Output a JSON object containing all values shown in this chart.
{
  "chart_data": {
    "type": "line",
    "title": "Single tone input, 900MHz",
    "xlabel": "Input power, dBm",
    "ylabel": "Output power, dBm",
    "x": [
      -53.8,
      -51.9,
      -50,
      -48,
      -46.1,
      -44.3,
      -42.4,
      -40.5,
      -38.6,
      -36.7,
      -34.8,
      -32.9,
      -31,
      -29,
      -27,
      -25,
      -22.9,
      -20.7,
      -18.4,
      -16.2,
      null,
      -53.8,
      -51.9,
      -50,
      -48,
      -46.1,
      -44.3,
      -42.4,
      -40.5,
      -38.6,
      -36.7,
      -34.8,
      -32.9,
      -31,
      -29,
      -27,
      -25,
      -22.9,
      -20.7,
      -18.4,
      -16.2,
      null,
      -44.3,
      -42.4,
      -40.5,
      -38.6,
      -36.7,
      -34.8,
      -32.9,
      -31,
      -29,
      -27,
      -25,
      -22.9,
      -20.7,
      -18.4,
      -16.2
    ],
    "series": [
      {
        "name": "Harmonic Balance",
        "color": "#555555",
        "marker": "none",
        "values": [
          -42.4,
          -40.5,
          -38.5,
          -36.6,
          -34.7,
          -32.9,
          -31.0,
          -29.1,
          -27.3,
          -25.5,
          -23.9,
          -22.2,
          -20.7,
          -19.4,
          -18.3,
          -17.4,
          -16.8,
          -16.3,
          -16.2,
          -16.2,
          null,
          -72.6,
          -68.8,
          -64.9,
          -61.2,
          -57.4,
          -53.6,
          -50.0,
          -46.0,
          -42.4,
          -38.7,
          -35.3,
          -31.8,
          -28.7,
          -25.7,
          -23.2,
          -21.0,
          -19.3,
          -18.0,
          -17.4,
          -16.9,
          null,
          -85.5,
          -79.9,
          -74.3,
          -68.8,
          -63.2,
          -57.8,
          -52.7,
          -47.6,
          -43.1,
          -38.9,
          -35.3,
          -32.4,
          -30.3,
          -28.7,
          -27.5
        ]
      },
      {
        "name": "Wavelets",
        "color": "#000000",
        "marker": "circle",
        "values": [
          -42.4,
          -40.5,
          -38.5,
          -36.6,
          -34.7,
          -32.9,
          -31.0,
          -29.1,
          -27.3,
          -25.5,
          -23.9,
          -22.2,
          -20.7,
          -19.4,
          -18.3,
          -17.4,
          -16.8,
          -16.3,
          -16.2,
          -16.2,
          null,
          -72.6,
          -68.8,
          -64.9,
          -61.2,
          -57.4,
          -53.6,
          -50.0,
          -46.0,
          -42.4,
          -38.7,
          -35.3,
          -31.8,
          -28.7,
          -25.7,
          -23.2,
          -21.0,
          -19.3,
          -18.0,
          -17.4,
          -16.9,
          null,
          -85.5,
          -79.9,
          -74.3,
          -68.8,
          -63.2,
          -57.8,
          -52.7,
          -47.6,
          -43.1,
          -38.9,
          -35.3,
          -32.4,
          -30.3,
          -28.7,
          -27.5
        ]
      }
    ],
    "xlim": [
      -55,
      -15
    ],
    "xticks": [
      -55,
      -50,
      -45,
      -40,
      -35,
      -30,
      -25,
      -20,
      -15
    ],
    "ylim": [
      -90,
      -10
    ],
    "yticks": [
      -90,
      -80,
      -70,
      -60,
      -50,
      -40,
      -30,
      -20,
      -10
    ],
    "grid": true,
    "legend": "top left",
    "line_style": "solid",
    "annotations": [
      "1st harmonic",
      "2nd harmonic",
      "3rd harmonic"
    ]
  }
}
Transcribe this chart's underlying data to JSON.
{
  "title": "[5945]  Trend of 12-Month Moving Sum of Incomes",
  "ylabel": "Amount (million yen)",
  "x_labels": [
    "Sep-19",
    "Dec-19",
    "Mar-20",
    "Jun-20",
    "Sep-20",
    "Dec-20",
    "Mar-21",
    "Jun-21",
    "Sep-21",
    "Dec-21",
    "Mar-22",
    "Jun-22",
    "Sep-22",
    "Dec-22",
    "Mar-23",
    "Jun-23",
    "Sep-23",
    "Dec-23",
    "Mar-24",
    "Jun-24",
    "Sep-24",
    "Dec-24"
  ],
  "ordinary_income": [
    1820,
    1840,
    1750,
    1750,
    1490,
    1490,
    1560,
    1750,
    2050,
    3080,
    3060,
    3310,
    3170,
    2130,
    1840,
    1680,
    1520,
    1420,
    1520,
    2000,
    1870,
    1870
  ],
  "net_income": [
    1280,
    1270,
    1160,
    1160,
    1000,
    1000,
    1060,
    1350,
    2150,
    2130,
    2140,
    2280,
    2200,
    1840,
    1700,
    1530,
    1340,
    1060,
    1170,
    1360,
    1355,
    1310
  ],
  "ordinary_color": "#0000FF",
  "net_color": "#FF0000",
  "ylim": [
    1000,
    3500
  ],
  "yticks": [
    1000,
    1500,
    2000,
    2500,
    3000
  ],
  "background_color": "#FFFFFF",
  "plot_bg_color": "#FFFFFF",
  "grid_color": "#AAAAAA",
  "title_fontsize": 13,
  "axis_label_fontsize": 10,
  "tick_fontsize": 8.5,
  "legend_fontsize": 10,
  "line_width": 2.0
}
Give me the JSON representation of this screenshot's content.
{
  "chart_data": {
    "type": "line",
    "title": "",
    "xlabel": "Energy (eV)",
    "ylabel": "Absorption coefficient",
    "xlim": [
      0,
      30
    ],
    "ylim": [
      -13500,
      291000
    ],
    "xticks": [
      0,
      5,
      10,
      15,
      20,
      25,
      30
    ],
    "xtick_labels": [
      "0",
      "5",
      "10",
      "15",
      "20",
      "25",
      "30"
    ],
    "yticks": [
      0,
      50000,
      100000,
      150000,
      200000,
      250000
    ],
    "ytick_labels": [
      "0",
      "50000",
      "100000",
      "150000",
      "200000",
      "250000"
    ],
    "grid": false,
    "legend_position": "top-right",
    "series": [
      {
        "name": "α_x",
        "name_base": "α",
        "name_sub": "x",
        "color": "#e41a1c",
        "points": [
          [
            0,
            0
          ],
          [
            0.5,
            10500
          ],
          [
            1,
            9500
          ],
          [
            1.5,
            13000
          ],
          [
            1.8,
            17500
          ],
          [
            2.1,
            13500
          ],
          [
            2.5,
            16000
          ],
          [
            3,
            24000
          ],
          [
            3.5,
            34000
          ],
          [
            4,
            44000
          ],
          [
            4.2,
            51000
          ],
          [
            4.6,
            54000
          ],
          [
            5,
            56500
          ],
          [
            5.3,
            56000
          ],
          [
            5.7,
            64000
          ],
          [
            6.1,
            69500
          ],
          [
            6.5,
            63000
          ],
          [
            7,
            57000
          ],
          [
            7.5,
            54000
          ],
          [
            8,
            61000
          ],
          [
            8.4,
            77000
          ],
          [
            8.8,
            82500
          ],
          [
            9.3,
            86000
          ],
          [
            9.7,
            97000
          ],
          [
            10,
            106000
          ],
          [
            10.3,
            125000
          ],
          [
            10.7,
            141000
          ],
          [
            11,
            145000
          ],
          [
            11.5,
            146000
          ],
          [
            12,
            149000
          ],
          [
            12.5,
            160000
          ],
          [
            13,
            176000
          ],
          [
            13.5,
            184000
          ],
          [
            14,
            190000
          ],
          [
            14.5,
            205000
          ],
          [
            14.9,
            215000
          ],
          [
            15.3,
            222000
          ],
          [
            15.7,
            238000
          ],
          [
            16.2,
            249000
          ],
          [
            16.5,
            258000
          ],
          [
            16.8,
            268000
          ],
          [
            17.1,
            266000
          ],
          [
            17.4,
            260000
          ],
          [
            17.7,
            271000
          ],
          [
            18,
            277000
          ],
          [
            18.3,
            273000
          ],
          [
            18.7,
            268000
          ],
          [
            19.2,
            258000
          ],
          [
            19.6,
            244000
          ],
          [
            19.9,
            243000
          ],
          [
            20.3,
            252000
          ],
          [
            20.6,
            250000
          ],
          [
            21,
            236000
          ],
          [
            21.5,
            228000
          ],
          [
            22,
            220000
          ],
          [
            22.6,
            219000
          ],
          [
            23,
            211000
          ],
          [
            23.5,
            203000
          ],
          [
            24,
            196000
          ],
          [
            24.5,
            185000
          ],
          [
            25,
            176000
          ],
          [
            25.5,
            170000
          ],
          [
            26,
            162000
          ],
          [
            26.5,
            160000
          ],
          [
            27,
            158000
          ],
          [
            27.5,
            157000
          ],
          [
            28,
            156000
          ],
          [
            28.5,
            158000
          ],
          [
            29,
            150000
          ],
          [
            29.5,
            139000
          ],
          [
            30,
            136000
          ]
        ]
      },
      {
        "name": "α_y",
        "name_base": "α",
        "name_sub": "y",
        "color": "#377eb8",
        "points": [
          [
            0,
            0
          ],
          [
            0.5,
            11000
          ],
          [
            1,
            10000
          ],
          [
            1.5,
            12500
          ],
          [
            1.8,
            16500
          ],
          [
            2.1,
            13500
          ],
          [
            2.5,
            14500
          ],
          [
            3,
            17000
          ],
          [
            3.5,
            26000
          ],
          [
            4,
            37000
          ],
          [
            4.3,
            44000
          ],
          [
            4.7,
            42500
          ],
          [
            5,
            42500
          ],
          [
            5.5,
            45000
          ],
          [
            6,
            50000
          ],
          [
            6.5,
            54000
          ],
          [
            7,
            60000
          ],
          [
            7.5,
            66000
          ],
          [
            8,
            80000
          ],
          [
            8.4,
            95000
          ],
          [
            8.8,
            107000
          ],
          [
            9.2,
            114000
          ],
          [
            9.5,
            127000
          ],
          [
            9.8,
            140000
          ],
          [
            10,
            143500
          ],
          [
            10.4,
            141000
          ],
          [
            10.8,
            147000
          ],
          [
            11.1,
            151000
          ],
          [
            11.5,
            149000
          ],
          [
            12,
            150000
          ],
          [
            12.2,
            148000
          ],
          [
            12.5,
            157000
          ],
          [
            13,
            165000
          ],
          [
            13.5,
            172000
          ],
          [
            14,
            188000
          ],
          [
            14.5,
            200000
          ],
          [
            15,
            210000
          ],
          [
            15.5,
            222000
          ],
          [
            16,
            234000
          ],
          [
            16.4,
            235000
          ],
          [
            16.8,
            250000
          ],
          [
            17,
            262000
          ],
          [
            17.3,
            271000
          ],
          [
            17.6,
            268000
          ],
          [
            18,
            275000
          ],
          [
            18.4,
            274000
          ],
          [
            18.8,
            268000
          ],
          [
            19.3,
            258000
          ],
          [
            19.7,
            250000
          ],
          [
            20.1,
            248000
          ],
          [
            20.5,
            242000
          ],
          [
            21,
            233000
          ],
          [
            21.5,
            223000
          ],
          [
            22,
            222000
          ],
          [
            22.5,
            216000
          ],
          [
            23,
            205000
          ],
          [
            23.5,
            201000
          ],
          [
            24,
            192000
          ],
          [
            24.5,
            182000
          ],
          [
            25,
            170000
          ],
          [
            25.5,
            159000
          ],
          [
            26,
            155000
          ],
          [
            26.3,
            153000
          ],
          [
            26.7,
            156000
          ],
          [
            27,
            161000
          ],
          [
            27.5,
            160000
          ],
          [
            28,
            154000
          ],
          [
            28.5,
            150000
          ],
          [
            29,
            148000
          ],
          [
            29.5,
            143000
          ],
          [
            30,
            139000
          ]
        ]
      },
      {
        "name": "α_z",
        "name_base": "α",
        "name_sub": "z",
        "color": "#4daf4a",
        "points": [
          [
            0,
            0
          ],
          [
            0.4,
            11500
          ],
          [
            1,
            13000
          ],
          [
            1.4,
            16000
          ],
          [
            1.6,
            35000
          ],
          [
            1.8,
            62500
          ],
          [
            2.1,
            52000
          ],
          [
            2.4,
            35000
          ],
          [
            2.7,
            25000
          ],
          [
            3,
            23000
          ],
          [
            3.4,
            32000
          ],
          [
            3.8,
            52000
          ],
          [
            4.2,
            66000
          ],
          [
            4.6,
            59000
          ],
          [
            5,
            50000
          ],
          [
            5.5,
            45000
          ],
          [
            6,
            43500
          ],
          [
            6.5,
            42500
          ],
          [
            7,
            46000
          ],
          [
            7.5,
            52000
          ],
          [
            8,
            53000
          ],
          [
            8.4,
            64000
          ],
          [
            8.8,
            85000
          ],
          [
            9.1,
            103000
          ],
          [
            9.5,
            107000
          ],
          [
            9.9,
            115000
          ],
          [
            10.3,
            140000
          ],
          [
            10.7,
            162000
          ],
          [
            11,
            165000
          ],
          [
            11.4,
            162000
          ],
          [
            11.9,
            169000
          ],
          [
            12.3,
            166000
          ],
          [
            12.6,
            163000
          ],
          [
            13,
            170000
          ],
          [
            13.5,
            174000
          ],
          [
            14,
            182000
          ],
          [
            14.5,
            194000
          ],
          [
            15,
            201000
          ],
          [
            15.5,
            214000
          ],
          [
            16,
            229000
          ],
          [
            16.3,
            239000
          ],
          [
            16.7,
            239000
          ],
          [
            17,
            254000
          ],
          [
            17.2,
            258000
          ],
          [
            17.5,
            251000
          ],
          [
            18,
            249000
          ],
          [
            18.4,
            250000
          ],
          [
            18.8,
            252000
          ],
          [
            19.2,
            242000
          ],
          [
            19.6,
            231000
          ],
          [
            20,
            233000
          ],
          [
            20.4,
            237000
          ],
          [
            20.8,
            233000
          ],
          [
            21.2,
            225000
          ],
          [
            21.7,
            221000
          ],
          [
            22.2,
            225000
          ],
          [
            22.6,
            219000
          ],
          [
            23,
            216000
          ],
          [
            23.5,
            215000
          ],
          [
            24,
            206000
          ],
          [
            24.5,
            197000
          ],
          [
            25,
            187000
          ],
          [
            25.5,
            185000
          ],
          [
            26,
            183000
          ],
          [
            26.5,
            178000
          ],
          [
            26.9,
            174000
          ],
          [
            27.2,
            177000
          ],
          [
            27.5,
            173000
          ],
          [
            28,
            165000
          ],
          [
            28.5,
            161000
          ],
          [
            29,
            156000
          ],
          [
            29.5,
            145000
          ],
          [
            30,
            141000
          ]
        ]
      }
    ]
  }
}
━━━━━━━━
Problem description -
From the records above, copy every line that holds the word "ylabel".

Problem solution -
    "ylabel": "Output power, dBm",
  "ylabel": "Amount (million yen)",
    "ylabel": "Absorption coefficient",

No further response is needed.